* [WHAT THIS TASK INVOLVES]: Every line holding the string "Lookup" should be gathered.

⟨

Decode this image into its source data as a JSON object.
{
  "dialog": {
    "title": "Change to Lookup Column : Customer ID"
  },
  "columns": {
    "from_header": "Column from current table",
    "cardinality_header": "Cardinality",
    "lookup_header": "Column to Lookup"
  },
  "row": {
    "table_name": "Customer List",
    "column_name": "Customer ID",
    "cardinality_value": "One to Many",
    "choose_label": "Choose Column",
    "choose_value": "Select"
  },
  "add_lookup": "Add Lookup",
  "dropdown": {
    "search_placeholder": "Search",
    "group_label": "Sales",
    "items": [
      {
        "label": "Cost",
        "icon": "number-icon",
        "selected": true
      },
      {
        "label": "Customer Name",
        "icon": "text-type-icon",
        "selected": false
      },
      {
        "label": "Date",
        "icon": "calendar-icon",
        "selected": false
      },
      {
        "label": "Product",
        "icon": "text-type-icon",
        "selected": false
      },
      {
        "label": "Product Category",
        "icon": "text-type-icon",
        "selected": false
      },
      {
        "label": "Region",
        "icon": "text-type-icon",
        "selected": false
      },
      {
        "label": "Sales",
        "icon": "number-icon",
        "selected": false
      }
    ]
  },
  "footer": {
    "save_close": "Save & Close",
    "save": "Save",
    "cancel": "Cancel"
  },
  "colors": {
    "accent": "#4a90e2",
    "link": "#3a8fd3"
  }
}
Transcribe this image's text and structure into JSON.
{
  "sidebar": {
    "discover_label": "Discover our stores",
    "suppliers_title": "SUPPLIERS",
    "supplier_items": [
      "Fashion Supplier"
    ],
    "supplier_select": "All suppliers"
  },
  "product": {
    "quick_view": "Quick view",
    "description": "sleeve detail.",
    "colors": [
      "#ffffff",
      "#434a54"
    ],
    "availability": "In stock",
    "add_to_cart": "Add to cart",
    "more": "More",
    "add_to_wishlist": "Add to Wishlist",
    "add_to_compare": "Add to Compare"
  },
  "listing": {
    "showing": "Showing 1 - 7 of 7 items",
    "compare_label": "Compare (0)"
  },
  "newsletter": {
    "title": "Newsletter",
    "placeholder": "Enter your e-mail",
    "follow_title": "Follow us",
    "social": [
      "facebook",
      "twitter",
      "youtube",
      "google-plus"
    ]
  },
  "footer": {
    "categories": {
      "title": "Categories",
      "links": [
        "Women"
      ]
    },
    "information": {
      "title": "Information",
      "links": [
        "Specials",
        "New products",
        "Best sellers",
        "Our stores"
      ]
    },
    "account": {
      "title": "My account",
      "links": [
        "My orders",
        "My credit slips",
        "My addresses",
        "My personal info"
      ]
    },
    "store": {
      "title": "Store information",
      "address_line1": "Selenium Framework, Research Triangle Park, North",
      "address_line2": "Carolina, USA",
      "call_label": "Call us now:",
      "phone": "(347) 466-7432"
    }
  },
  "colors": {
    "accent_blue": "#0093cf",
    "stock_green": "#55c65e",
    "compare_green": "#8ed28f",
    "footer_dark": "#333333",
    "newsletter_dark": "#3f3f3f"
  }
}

⟩

* [EXPECTED ANSWER]:
    "title": "Change to Lookup Column : Customer ID"
    "lookup_header": "Column to Lookup"
  "add_lookup": "Add Lookup",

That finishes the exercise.